> What you need to do
Give the number of lines in the listing below that include the word "Edison", with nothing more.

(Data excerpts)
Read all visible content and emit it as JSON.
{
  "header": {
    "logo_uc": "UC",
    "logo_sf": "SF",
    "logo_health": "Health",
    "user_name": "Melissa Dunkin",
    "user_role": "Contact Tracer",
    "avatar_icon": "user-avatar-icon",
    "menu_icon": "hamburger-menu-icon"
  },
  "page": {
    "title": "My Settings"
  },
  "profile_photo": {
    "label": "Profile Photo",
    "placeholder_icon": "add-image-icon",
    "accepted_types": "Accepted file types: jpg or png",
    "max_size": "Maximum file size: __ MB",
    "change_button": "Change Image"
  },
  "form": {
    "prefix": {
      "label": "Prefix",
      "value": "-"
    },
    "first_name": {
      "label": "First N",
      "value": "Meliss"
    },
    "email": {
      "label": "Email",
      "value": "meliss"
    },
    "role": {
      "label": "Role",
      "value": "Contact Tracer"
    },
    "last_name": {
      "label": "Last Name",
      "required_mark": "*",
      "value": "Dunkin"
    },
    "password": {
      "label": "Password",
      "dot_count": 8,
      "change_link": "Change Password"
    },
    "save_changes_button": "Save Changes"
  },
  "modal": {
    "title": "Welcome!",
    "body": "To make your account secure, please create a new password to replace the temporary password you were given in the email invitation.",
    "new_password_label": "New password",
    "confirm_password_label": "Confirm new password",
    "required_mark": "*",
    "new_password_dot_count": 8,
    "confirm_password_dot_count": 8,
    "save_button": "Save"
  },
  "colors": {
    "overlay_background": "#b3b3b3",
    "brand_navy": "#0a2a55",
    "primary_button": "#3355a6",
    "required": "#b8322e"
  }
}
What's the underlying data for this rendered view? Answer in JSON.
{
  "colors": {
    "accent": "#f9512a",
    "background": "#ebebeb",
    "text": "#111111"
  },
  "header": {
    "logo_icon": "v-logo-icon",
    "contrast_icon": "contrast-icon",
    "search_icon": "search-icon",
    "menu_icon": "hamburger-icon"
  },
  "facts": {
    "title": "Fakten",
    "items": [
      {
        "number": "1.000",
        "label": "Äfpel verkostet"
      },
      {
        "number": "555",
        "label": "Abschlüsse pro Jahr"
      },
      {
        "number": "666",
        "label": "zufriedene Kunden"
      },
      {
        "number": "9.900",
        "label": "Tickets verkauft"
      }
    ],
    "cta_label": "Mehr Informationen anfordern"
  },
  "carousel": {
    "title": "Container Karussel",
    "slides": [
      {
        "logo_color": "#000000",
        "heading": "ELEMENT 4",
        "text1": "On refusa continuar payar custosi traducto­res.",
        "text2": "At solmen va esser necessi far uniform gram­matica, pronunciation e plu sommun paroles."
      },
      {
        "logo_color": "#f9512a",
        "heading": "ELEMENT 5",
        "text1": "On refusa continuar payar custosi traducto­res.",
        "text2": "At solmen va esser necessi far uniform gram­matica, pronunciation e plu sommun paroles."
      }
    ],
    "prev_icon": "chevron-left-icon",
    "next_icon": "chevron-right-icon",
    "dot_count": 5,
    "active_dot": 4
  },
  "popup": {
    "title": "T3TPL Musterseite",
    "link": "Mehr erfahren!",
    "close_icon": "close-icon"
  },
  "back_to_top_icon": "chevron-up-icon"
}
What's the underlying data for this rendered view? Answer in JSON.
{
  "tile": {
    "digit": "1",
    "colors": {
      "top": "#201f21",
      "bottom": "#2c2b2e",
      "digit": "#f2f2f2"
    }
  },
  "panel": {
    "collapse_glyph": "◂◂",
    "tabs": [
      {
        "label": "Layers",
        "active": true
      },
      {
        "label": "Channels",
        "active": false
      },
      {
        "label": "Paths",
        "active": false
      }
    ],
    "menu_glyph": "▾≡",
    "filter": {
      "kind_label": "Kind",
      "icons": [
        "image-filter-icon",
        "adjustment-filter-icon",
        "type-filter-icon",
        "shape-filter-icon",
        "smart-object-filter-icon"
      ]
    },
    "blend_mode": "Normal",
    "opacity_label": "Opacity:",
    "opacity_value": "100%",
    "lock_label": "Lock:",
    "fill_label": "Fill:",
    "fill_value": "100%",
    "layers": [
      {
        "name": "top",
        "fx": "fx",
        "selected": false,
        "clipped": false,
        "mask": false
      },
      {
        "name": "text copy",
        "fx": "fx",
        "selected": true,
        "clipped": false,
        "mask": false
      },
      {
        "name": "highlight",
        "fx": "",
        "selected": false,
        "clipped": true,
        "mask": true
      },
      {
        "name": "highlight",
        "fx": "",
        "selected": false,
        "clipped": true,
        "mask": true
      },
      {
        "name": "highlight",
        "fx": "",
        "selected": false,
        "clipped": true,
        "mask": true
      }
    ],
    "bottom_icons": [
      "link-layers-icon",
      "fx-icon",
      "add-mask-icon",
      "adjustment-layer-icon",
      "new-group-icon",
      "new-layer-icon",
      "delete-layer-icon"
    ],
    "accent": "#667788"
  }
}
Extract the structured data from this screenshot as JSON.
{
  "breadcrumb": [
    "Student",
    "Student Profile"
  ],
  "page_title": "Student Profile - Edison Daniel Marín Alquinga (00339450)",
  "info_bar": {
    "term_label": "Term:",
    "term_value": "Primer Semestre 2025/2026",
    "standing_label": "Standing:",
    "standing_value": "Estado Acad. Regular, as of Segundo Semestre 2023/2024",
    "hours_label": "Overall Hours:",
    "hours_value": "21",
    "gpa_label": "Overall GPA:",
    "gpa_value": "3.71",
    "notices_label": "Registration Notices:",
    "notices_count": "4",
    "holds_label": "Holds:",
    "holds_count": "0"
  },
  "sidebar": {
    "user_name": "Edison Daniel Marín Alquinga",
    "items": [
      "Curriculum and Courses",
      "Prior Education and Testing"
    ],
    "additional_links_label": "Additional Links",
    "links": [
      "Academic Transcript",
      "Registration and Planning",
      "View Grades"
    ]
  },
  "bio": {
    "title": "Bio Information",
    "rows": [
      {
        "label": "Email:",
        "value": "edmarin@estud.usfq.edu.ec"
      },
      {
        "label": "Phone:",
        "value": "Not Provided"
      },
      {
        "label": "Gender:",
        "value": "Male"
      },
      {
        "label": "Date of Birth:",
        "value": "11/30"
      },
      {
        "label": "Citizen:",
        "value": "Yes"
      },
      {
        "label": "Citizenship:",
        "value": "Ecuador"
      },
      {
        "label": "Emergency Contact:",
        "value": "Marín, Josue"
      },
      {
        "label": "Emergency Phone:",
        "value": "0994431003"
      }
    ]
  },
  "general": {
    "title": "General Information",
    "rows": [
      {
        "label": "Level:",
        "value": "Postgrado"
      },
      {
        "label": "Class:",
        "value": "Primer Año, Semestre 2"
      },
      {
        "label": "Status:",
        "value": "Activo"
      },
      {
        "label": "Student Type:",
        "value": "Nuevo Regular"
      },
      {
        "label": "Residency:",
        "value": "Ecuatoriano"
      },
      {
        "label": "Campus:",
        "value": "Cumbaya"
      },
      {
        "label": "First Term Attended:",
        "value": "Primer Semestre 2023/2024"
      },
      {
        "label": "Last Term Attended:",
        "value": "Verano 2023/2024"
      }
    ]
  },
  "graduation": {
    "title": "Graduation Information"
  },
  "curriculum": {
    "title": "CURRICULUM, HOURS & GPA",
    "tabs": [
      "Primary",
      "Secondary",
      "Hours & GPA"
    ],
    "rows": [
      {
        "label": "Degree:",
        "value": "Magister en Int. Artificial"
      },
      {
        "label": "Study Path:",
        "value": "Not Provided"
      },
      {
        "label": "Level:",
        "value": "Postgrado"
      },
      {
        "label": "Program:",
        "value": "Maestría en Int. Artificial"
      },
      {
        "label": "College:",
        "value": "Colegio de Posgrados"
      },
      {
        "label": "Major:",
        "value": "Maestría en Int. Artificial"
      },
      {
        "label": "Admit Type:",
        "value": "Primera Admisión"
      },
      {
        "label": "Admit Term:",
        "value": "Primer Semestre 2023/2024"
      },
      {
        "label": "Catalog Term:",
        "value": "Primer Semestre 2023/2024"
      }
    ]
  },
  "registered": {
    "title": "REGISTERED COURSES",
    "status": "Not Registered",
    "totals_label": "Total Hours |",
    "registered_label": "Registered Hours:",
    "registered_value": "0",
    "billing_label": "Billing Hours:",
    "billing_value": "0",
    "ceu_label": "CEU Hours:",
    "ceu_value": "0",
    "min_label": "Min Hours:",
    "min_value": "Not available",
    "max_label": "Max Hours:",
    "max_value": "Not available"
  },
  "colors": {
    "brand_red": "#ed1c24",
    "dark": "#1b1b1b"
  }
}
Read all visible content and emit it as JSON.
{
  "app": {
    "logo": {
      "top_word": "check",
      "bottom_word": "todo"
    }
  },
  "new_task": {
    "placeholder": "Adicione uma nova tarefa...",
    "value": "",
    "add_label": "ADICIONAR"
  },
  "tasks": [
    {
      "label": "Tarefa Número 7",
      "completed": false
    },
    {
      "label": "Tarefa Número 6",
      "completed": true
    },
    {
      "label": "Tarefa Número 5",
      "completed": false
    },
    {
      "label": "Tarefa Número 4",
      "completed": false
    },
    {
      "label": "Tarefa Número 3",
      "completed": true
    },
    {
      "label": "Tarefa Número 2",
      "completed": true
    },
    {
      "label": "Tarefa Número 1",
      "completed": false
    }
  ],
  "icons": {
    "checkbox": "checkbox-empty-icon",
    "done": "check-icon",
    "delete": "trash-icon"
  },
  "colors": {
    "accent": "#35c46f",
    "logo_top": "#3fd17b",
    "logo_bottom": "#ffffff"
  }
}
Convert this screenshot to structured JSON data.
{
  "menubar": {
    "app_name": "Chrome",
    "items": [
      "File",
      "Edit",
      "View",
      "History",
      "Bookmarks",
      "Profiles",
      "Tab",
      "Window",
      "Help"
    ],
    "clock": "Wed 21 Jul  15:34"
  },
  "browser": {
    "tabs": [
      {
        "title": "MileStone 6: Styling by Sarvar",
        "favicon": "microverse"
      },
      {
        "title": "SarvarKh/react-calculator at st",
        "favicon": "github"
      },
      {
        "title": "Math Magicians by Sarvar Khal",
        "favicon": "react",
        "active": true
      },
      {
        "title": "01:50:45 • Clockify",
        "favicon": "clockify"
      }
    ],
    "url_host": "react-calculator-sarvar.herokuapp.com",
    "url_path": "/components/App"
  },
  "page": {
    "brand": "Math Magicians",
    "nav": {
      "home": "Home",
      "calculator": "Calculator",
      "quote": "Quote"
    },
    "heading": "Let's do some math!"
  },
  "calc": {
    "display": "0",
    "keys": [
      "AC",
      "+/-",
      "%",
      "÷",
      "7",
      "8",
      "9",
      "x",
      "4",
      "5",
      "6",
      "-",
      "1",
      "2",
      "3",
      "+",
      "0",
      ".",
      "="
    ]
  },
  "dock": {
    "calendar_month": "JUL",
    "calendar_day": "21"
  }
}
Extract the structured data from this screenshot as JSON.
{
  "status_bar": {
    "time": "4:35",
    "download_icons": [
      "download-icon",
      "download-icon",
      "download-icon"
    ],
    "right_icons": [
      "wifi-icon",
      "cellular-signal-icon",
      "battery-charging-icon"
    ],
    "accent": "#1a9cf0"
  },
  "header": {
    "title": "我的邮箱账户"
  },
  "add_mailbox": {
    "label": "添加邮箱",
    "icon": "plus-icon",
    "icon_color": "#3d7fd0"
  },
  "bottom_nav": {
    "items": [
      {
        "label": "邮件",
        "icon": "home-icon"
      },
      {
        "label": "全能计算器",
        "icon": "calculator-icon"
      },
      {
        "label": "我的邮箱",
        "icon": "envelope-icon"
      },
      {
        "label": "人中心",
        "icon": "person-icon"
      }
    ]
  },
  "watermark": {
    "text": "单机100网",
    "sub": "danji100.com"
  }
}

> Task solution
2